◆ GIVEN TASK
Check each line of the material. Copy those containing "shaded".
+--
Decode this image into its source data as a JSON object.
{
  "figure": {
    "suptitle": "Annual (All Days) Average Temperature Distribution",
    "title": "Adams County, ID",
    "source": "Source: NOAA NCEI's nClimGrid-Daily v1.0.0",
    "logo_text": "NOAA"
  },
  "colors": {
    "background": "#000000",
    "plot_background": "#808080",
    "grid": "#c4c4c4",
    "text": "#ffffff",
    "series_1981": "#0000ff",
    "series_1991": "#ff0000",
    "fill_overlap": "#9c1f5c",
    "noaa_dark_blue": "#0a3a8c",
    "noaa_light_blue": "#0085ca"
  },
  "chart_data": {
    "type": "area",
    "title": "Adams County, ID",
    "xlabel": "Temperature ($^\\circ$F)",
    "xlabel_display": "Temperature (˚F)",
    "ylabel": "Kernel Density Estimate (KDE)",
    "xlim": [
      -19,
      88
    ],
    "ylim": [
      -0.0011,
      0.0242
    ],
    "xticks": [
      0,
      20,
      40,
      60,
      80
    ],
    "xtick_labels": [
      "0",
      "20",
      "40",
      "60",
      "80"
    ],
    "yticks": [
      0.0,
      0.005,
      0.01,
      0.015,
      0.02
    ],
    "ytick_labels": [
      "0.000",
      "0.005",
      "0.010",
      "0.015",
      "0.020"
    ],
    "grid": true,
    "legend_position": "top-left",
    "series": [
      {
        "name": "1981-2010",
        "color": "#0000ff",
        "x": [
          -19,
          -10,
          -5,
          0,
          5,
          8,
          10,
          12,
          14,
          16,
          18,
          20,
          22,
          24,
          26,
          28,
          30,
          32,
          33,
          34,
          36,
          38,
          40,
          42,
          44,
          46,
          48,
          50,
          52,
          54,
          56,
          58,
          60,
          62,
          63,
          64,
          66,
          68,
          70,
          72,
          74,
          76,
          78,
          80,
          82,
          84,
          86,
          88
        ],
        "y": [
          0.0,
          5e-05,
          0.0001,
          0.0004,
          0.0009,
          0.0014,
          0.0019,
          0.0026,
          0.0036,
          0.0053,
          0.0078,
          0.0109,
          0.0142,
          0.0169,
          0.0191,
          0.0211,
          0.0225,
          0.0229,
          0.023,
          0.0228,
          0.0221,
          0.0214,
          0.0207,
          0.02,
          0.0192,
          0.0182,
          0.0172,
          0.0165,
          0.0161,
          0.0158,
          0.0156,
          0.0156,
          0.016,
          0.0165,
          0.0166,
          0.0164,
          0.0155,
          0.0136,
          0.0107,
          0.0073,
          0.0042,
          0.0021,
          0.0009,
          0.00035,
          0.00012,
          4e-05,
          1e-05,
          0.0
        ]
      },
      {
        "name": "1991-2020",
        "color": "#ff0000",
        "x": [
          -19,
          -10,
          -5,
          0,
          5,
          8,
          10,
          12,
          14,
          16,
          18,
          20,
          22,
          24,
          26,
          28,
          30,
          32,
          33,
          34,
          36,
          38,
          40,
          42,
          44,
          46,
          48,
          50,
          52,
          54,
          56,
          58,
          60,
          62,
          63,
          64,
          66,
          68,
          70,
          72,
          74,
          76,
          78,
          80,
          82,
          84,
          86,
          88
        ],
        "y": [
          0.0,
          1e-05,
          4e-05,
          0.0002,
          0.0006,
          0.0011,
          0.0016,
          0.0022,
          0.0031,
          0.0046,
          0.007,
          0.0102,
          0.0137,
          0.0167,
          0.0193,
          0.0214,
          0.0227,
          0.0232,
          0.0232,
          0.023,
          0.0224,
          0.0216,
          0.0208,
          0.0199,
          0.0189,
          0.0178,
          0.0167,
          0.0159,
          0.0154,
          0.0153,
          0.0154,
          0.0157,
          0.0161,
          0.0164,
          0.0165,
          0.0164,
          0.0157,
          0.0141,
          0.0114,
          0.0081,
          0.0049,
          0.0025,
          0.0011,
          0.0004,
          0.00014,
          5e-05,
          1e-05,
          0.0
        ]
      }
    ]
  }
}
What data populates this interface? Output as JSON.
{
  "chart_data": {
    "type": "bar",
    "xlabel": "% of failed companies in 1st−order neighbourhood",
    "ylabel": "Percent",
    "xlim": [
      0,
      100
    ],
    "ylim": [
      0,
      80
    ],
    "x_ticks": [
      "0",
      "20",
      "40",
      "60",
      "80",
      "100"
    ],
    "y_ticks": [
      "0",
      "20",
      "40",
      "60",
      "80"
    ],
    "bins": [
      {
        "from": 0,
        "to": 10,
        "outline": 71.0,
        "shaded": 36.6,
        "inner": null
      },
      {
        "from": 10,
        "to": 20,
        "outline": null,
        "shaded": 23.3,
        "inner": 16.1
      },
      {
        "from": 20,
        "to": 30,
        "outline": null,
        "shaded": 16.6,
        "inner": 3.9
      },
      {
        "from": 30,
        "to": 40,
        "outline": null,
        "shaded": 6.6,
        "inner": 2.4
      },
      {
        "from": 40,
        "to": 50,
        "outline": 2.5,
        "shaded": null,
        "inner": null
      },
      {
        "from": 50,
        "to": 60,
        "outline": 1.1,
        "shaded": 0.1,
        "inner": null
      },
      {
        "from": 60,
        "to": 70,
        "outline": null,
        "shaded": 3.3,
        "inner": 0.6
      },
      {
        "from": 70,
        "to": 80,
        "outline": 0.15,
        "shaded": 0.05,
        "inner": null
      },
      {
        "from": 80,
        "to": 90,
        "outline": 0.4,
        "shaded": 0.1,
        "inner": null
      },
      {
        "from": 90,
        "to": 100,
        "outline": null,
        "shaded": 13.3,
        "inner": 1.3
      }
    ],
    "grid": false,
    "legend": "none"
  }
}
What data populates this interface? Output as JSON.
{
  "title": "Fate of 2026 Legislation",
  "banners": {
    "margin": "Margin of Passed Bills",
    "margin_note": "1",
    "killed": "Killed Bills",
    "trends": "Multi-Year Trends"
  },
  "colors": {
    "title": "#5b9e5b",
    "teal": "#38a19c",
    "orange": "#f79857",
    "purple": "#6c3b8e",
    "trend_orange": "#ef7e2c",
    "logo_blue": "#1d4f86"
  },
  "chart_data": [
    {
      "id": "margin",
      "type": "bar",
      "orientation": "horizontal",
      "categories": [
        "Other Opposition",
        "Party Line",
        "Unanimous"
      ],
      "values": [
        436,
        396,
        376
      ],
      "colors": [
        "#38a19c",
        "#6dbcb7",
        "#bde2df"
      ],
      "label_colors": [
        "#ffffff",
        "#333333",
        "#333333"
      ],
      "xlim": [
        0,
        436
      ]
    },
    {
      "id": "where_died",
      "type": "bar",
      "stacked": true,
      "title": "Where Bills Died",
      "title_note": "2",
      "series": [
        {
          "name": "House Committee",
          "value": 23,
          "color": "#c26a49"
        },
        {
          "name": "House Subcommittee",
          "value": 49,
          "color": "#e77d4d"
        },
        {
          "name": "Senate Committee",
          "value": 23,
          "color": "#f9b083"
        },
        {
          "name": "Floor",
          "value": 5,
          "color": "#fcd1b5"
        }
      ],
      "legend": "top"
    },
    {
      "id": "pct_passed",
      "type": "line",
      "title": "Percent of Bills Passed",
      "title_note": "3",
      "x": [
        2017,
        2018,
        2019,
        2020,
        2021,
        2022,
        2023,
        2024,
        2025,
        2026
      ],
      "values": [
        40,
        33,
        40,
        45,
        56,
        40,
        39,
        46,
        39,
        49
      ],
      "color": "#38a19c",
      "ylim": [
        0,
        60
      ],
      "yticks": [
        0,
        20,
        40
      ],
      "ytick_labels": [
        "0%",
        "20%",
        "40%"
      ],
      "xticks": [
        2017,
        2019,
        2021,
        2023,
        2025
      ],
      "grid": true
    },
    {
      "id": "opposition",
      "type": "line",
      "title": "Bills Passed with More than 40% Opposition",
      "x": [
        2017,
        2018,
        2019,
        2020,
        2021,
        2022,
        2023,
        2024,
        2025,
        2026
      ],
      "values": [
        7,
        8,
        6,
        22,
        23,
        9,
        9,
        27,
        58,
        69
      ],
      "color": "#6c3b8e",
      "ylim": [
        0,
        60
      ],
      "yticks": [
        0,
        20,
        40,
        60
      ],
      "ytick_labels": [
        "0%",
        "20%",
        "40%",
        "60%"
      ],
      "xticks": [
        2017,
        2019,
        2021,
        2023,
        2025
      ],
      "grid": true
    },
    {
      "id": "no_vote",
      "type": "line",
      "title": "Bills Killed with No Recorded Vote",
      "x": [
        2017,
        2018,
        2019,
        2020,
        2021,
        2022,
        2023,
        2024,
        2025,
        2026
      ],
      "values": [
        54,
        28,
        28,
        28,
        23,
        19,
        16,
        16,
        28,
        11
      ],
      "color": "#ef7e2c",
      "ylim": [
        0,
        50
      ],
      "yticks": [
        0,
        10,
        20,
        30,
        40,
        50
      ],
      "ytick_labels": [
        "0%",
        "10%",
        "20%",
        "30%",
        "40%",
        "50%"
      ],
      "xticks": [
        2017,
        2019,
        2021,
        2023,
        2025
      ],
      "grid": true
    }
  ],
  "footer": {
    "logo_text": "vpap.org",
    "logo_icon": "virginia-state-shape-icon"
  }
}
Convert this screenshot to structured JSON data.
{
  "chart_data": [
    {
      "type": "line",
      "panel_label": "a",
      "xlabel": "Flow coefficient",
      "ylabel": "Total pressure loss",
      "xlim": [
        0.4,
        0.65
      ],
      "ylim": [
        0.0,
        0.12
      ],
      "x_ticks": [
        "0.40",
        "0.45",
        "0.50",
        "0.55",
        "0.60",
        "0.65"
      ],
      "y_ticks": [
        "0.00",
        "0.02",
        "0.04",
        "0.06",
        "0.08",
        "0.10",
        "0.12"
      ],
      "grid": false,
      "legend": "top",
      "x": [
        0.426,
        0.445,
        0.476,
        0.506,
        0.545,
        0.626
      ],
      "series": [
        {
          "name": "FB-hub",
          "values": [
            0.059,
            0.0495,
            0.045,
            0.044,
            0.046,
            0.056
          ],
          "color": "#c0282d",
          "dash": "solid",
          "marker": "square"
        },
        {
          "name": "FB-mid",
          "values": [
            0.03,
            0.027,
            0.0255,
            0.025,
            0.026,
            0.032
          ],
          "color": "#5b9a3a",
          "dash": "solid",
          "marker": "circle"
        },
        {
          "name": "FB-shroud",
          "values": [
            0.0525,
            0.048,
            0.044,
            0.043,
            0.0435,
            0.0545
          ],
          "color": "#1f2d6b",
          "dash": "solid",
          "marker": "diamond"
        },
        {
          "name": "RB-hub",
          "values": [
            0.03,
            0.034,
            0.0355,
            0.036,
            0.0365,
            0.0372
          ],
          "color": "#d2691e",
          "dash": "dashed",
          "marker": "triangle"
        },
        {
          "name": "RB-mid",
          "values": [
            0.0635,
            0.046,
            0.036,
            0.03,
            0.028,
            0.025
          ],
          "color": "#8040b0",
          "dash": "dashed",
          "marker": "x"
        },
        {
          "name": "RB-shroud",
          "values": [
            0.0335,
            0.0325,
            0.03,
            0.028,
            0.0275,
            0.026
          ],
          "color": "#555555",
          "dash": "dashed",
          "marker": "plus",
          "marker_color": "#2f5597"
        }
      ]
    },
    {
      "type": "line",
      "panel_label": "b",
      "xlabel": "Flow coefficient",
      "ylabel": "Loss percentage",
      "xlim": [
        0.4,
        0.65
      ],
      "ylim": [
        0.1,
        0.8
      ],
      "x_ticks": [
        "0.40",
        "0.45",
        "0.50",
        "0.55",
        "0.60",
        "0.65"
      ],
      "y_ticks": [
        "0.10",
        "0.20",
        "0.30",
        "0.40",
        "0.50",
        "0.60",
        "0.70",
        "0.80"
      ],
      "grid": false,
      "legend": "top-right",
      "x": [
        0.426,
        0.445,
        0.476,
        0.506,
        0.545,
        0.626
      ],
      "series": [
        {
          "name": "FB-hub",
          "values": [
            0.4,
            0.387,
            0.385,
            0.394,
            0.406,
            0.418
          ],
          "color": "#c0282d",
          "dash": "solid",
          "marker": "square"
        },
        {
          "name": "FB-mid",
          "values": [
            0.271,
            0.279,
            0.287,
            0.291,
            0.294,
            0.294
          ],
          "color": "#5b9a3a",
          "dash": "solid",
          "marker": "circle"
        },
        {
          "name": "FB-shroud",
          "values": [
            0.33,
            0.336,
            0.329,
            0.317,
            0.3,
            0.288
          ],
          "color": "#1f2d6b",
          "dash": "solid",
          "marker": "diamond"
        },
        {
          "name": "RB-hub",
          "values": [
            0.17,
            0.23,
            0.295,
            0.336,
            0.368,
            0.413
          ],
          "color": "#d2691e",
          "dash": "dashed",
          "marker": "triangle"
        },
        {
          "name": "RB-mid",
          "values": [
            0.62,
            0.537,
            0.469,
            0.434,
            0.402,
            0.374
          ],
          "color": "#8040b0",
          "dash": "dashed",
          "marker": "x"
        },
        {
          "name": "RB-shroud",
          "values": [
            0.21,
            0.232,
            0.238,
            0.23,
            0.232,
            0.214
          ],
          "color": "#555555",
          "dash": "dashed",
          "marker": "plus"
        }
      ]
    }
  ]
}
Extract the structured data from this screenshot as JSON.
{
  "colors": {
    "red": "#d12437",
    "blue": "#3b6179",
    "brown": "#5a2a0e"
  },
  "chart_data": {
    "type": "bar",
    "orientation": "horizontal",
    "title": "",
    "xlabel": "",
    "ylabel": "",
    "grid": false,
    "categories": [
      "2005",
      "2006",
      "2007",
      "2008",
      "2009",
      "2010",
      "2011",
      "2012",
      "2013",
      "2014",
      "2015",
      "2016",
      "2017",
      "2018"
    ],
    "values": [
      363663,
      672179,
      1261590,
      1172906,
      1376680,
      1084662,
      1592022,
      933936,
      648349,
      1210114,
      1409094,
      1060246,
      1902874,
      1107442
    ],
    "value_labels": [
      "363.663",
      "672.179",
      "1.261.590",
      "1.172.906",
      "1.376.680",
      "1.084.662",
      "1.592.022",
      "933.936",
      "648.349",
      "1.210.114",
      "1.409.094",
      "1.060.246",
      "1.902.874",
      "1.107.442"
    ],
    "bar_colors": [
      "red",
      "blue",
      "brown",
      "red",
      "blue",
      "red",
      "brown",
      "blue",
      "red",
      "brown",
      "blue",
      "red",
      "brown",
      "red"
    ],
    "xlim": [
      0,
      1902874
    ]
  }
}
+--
◆ RESPONSE BELOW
        "shaded": 36.6,
        "shaded": 23.3,
        "shaded": 16.6,
        "shaded": 6.6,
        "shaded": null,
        "shaded": 0.1,
        "shaded": 3.3,
        "shaded": 0.05,
        "shaded": 0.1,
        "shaded": 13.3,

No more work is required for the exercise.